### EXERCISE OBJECTIVE
Copy nothing but the text: reproduce each line of the listing exactly and leave the pictures out.

#### ROWS ####

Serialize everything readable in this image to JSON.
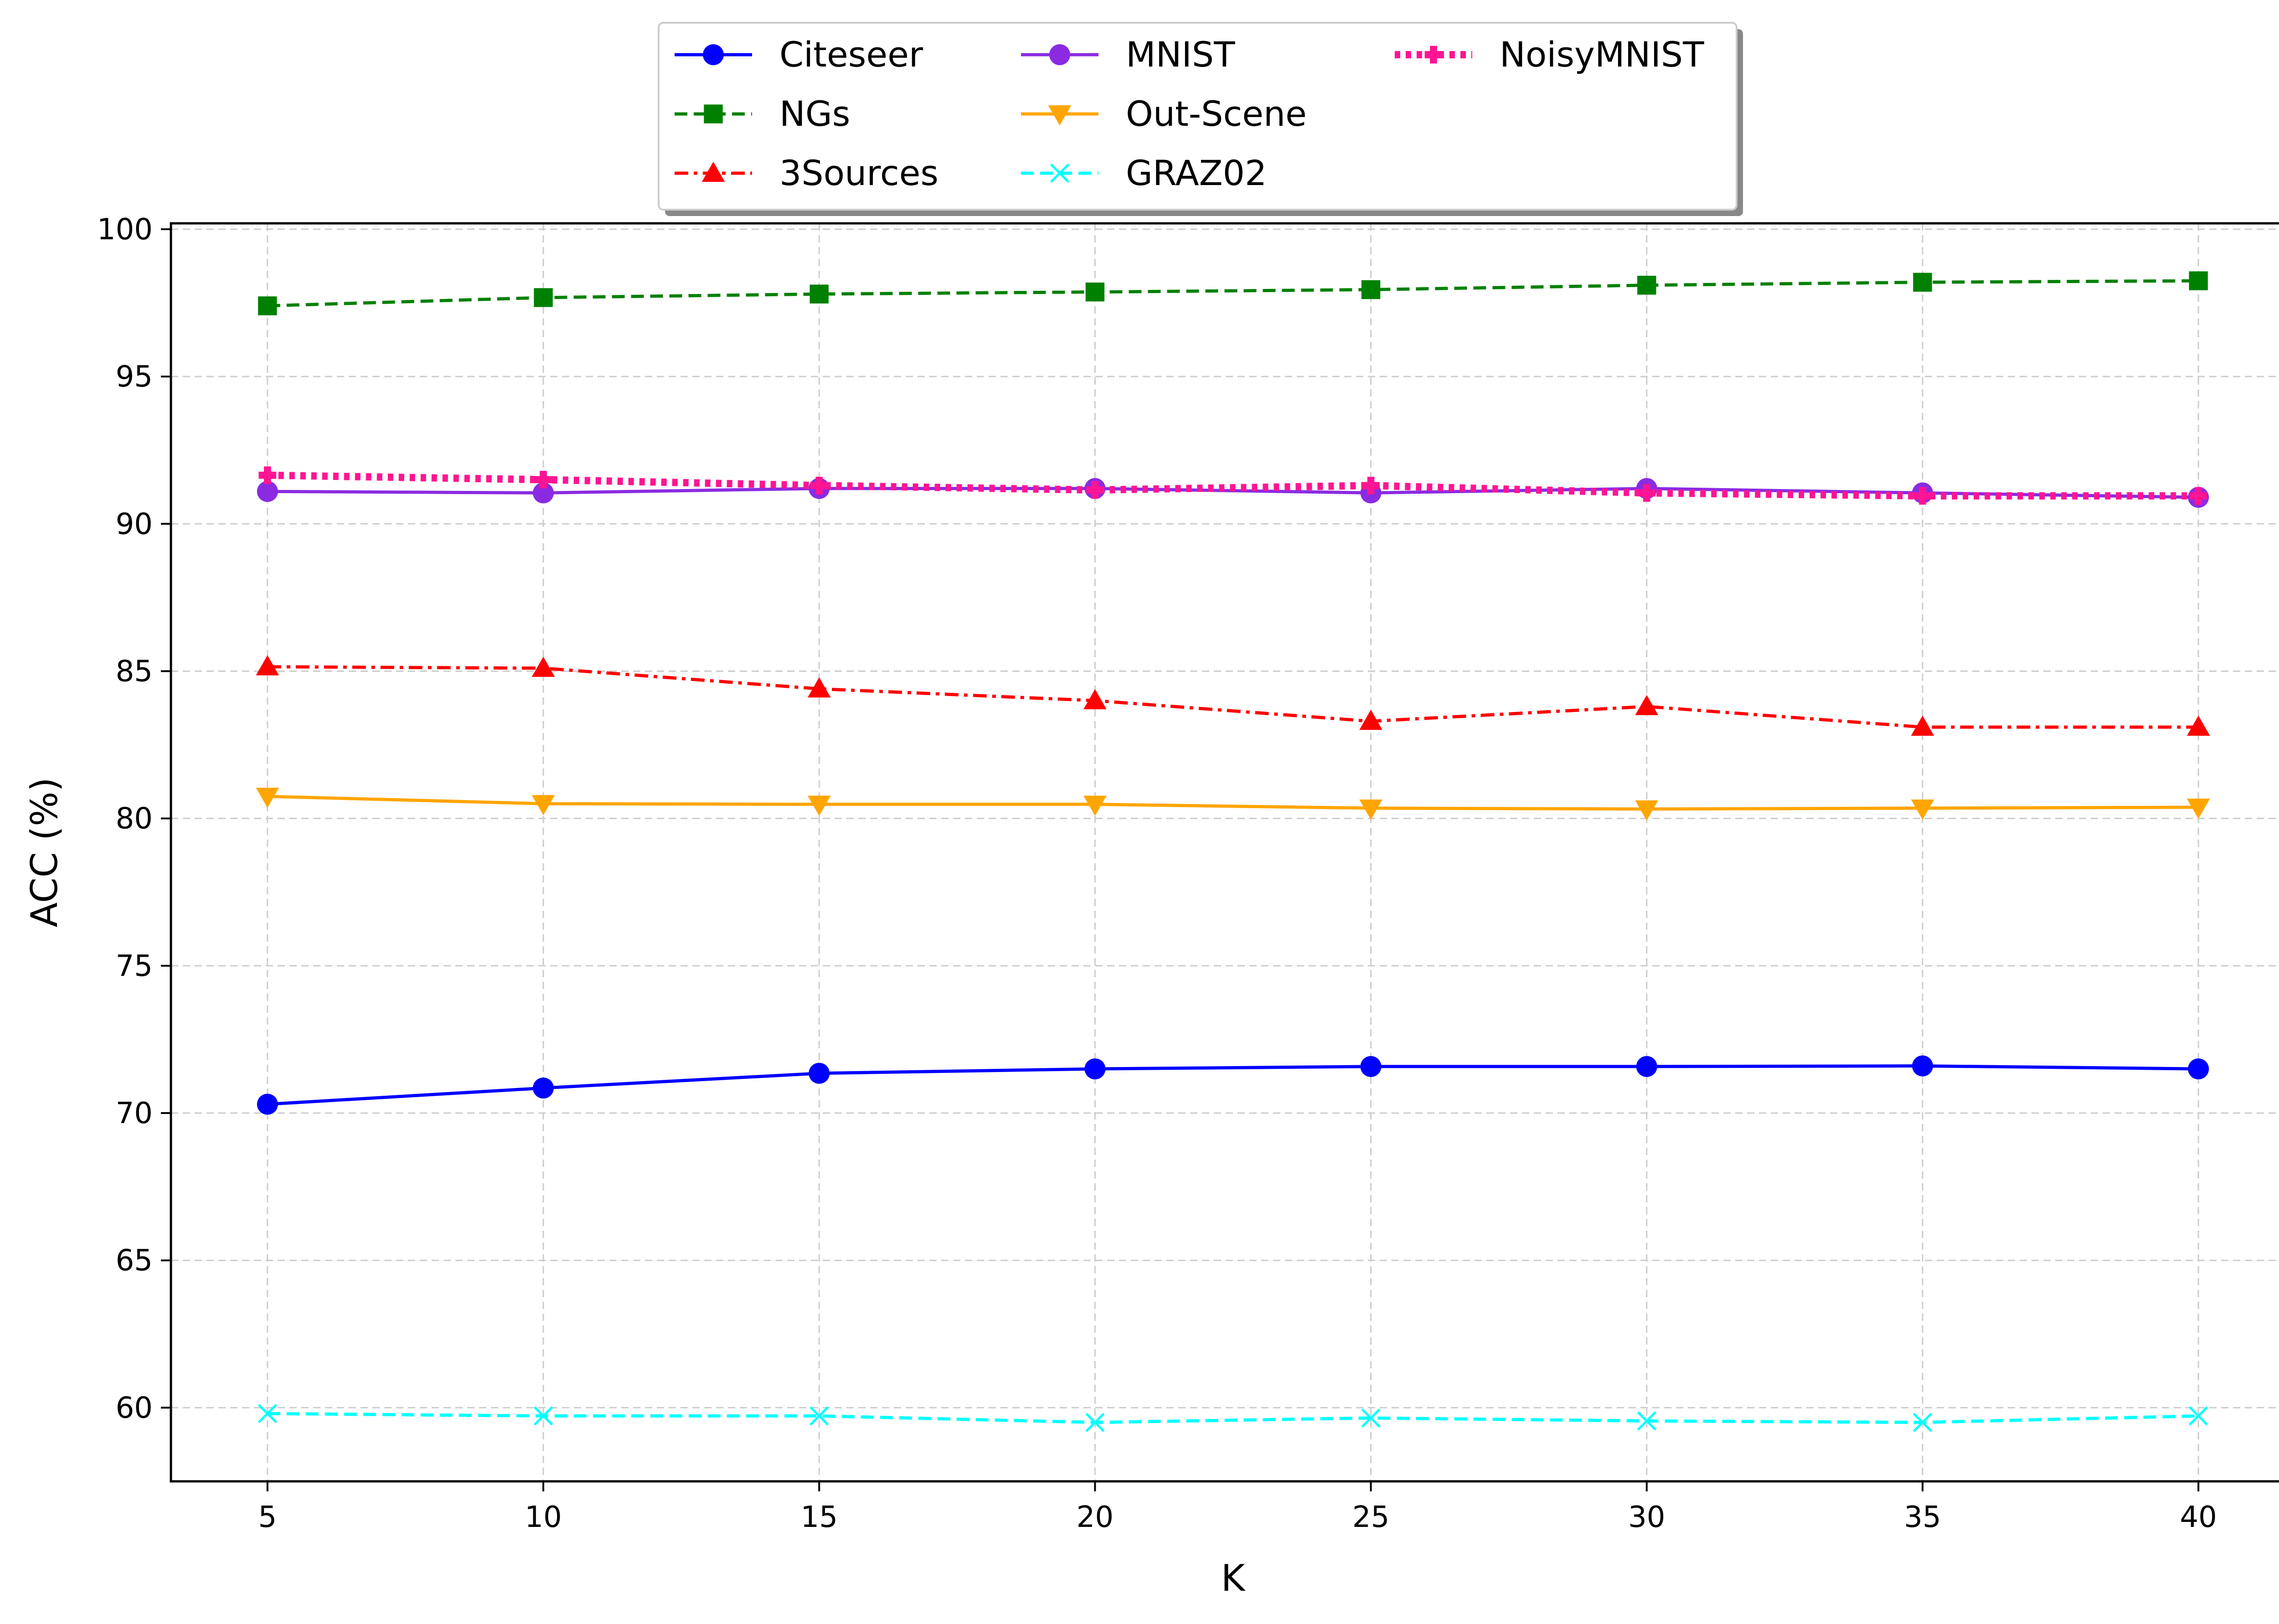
{
  "chart_data": {
    "type": "line",
    "title": "",
    "xlabel": "K",
    "ylabel": "ACC (%)",
    "x": [
      5,
      10,
      15,
      20,
      25,
      30,
      35,
      40
    ],
    "xticks": [
      "5",
      "10",
      "15",
      "20",
      "25",
      "30",
      "35",
      "40"
    ],
    "yticks": [
      "60",
      "65",
      "70",
      "75",
      "80",
      "85",
      "90",
      "95",
      "100"
    ],
    "xlim": [
      3.25,
      41.75
    ],
    "ylim": [
      57.5,
      100.2
    ],
    "grid": true,
    "legend_position": "top-center",
    "series": [
      {
        "name": "Citeseer",
        "color": "#0000ff",
        "marker": "circle",
        "dash": "solid",
        "values": [
          70.3,
          70.85,
          71.35,
          71.5,
          71.58,
          71.58,
          71.6,
          71.5
        ]
      },
      {
        "name": "NGs",
        "color": "#008000",
        "marker": "square",
        "dash": "dashed",
        "values": [
          97.4,
          97.68,
          97.8,
          97.87,
          97.95,
          98.1,
          98.2,
          98.25
        ]
      },
      {
        "name": "3Sources",
        "color": "#ff0000",
        "marker": "triangle-up",
        "dash": "dashdot",
        "values": [
          85.15,
          85.1,
          84.4,
          84.0,
          83.3,
          83.8,
          83.1,
          83.1
        ]
      },
      {
        "name": "MNIST",
        "color": "#8a2be2",
        "marker": "circle",
        "dash": "solid",
        "values": [
          91.1,
          91.05,
          91.2,
          91.2,
          91.05,
          91.2,
          91.05,
          90.9
        ]
      },
      {
        "name": "Out-Scene",
        "color": "#ffa500",
        "marker": "triangle-down",
        "dash": "solid",
        "values": [
          80.75,
          80.5,
          80.48,
          80.48,
          80.35,
          80.32,
          80.35,
          80.38
        ]
      },
      {
        "name": "GRAZ02",
        "color": "#00ffff",
        "marker": "x",
        "dash": "dashed",
        "values": [
          59.8,
          59.72,
          59.72,
          59.5,
          59.65,
          59.55,
          59.5,
          59.72
        ]
      },
      {
        "name": "NoisyMNIST",
        "color": "#ff1493",
        "marker": "plus",
        "dash": "dotted",
        "values": [
          91.65,
          91.5,
          91.3,
          91.15,
          91.3,
          91.05,
          90.95,
          90.95
        ]
      }
    ]
  }
}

####

### CORRECT RESPONSE
Serialize everything readable in this image to JSON.
{
  "chart_data": {
    "type": "line",
    "title": "",
    "xlabel": "K",
    "ylabel": "ACC (%)",
    "x": [
      5,
      10,
      15,
      20,
      25,
      30,
      35,
      40
    ],
    "xticks": [
      "5",
      "10",
      "15",
      "20",
      "25",
      "30",
      "35",
      "40"
    ],
    "yticks": [
      "60",
      "65",
      "70",
      "75",
      "80",
      "85",
      "90",
      "95",
      "100"
    ],
    "xlim": [
      3.25,
      41.75
    ],
    "ylim": [
      57.5,
      100.2
    ],
    "grid": true,
    "legend_position": "top-center",
    "series": [
      {
        "name": "Citeseer",
        "color": "#0000ff",
        "marker": "circle",
        "dash": "solid",
        "values": [
          70.3,
          70.85,
          71.35,
          71.5,
          71.58,
          71.58,
          71.6,
          71.5
        ]
      },
      {
        "name": "NGs",
        "color": "#008000",
        "marker": "square",
        "dash": "dashed",
        "values": [
          97.4,
          97.68,
          97.8,
          97.87,
          97.95,
          98.1,
          98.2,
          98.25
        ]
      },
      {
        "name": "3Sources",
        "color": "#ff0000",
        "marker": "triangle-up",
        "dash": "dashdot",
        "values": [
          85.15,
          85.1,
          84.4,
          84.0,
          83.3,
          83.8,
          83.1,
          83.1
        ]
      },
      {
        "name": "MNIST",
        "color": "#8a2be2",
        "marker": "circle",
        "dash": "solid",
        "values": [
          91.1,
          91.05,
          91.2,
          91.2,
          91.05,
          91.2,
          91.05,
          90.9
        ]
      },
      {
        "name": "Out-Scene",
        "color": "#ffa500",
        "marker": "triangle-down",
        "dash": "solid",
        "values": [
          80.75,
          80.5,
          80.48,
          80.48,
          80.35,
          80.32,
          80.35,
          80.38
        ]
      },
      {
        "name": "GRAZ02",
        "color": "#00ffff",
        "marker": "x",
        "dash": "dashed",
        "values": [
          59.8,
          59.72,
          59.72,
          59.5,
          59.65,
          59.55,
          59.5,
          59.72
        ]
      },
      {
        "name": "NoisyMNIST",
        "color": "#ff1493",
        "marker": "plus",
        "dash": "dotted",
        "values": [
          91.65,
          91.5,
          91.3,
          91.15,
          91.3,
          91.05,
          90.95,
          90.95
        ]
      }
    ]
  }
}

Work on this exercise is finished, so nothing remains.